ФРАГМЕНТ ТЕКСТА:
Я забыла обо всем этом — и вдруг, через несколько дней после его смерти, складывала книги, чтобы переезжать на новую квартиру, и нашла последнее издание «От двух до пяти» с бесценной для меня надписью, начинающейся словами: «Отомри, наконец, дорогая Наталья…»

Я много работала с детьми и знаю: общение с гражданами до пятнадцати лет так физически тяжело, требует таких сил, что никакие деньги, книги, статьи, никакой почет не может возместить этого. Но есть драгоценная плата за все усилия: блестящие глаза, неудержимый смех детского восторга, восхищенные возгласы на всех дорогах: «Ой! Корнейчуковский!» — можно только позавидовать тому, кто умеет заслужить все это.

Корней Иванович как никто умел дарить радость — это не всякому данное уменье, особенно важное для детей, но ведь и взрослым тоже необходимое. Он умел делать это незаметно, не рассчитывая на благодарность.

Давно, пятнадцать лет назад, я дала ему свой «детский» дневник тетрадку, в которой записывала разговоры своих близнецов. Прошло какое-то время, он отдал тетрадку Фриде Вигдоровой, использовав кое-что в своих книгах; я как-то забыла взять ее назад, — словом, попала она ко мне весной, когда Корнея Ивановича уже не было в живых. Я стала читать ее вслух своим повзрослевшим близнецам под повизгиванье их детей, а моих внуков. После одной из записей я написала когда-то: «Вот бы Чуковский порадовался». И вдруг увидела приписку красным карандашом: «А я и радуюсь. К. Ч.»

Видимо, я забыла, когда давала ему дневник, или по молодости решила, что так и надо: там было несколько записей об очередном издании «От двух до пяти», которое показалось мне хуже предыдущих. Эти записи были все отчеркнуты красным карандашом, испещрены пометками — ни одной обиженной: он, человек с мировой славой, готов был принять к сведению каждое критическое слово, подумать над ним, продолжая свою работу.

Последняя запись в дневнике такая. Пятилетний сын спрашивает:

— Мама, а Чуковский живой?

— Живой.

— Как же, ведь он великий!

— Ну и что же?

— Великие разве бывают живые?

— Бывают.

— А он какой?

— Он высокий-высокий…

— Как это дерево?

— Ну, что ты говоришь, разве люди бывают, как это дерево?

— Люди, конечно, не бывают, но Чуковский-то, я думаю, бывает…

1971

Л. Либединская

«ЛИТЕРАТУРУ НАДО ЛЮБИТЬ!..»

ИСХОДНЫЕ МАТЕРИАЛЫ:

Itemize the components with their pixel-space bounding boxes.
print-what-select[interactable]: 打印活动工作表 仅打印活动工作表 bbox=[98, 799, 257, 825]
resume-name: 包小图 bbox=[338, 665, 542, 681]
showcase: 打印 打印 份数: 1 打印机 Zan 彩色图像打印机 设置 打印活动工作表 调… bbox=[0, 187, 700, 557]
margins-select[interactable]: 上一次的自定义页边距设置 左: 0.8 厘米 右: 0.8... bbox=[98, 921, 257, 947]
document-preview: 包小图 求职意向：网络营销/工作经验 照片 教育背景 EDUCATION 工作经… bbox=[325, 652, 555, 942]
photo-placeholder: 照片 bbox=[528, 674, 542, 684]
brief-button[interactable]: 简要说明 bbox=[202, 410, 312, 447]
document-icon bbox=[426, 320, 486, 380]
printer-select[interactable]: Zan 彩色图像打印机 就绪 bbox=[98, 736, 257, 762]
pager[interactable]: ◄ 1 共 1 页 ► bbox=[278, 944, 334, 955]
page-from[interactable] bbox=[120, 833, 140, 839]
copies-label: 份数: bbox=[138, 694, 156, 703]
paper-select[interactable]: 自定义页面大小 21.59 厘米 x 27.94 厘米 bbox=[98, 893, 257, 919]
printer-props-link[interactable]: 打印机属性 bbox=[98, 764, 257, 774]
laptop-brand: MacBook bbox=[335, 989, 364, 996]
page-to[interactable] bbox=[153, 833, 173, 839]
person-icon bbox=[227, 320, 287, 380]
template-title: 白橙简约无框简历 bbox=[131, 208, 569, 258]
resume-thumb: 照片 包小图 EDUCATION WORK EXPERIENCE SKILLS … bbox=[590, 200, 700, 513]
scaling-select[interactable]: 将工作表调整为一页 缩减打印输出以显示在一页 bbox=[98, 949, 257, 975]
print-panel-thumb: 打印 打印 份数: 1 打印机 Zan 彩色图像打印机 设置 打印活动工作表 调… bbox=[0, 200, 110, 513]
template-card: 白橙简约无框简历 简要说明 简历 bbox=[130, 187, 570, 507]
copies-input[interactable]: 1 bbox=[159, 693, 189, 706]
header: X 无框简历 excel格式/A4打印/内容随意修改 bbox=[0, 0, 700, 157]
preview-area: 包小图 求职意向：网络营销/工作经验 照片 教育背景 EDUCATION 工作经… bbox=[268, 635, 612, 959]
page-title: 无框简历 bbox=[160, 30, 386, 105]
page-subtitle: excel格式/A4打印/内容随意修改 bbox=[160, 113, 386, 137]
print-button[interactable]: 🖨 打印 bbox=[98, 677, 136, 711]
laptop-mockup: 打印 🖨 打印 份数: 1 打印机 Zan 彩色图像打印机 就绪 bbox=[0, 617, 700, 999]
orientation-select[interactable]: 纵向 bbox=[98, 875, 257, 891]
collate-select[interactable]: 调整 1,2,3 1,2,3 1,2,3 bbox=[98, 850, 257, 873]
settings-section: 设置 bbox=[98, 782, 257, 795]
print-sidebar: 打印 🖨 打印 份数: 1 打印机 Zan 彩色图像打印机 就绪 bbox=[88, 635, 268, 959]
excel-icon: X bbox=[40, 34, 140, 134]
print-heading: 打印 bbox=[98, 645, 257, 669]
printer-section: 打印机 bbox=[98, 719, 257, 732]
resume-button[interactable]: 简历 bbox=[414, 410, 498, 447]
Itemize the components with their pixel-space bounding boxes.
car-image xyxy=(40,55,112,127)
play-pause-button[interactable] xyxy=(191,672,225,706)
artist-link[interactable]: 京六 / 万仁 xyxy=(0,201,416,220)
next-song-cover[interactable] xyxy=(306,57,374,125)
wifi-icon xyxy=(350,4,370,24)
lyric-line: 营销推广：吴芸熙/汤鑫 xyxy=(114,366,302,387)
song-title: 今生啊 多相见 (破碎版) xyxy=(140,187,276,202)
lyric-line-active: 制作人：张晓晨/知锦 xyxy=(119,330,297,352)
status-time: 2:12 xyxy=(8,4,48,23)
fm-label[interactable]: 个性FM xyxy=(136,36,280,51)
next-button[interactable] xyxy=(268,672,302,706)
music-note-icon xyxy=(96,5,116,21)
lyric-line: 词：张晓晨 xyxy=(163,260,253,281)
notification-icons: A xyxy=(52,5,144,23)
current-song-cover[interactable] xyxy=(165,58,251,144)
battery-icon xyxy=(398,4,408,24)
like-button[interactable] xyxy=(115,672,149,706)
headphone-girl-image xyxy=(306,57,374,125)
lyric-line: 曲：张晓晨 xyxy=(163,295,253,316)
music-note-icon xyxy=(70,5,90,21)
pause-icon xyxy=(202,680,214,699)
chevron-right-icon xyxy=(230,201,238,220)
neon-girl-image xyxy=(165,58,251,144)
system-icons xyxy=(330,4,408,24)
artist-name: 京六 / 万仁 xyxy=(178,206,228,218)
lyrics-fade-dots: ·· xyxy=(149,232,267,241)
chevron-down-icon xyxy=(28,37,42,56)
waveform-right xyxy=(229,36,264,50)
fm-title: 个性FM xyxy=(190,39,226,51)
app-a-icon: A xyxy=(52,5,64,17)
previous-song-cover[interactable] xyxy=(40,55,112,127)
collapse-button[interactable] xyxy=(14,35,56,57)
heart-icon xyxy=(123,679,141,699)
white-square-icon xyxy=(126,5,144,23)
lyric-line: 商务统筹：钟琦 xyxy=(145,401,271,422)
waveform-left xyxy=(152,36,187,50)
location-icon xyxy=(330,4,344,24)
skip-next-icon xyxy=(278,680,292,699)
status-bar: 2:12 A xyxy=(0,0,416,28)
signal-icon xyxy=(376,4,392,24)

ЧТО СДЕЛАТЬ:
1. Какая приписка красным карандашом стояла в дневнике после записи «Вот бы Чуковский порадовался»? Ответ найдите во фрагменте воспоминаний о Чуковском.
2. Переведите на английский язык предложение из фрагмента воспоминаний о Чуковском: «Корней Иванович как никто умел дарить радость — это не всякому данное уменье, особенно важное для детей, но ведь и взрослым тоже необходимое.»
3. Подхватите фрагмент воспоминаний о Чуковском и продолжите его после последней приведенной строки.
Материалы приведены отдельно и с фрагментом текста не связаны.

ПИСЬМЕННЫЕ ОТВЕТЫ:
1. «А я и радуюсь. К. Ч.»

2. Korney Ivanovich knew how to bring joy like no one else — a skill not given to everyone, especially important for children, yet surely needed by adults as well.

3.
Мне трудно вспомнить, когда я впервые услышала имя Корнея Ивановича Чуковского. Так же, как трудно вспомнить услышанный впервые шум весеннего дождика или первый переблеск новорожденного снега. «Айболит», «Мойдодыр», «Тараканище», «Муха-Цокотуха» — это наши первые слова, наши первые шаги.

А вот Корней Иванович Чуковский — наставник, учитель, советчик вошел в мою жизнь осенью 1942 года.

В годы войны Центральный дом литераторов — Дом писателей, как его тогда называли, — напоминал вокзал или пересадочный пункт. Здесь редко можно было увидеть несколько дней подряд одних и тех же людей. Во время коротких своих отпусков сюда приходили те, кто воевал на фронтах, и те, кто приезжал ненадолго в Москву из Казани и Чистополя, Ташкента и Свердловска.

Здесь всегда было шумно и приветливо. Шла война, смерть уносила друзей, товарищей. И, увидев друг друга, люди радовались, встреча означала простую и счастливую истину: живы!

Был сентябрь 1942 года. Войдя в дубовый зал Дома писателей, где размещался ресторан, я услышала голос, который мог принадлежать только одному человеку на свете. Обернувшись на голос, я увидела Корнея Ивановича. Мы были знакомы раньше. Впрочем, назвать это знакомством трудно. Мне было лет тринадцать, когда мама, отправляясь к Чуковскому по какому-то редакционному делу, взяла меня с собой. Надежды на то, что Корней Иванович запомнил меня, не было никакой. Но в водовороте войны людей невольно бросало друг к другу. Воспоминания о благополучных днях и мирных делах сближали, шапочное знакомство вдруг представлялось дружбой.

Я набралась смелости и поздоровалась. К моему удивлению, Корней Иванович сразу узнал меня.

— Как вы выросли! — сказал он, оглядывая меня своим особенным, чуть насмешливым и оценивающим взглядом. — Вам уже двадцать?

— Послезавтра двадцать один…

Он продолжал смотреть на меня, только теперь уже ласково и грустно.

— И моя Мурочка, будь она жива, была бы теперь такой же…

(Впоследствии во время наших встреч он не раз повторял эти слова, и я чувствовала в них непроходящую боль утраты и гордилась его сдержанной откровенностью).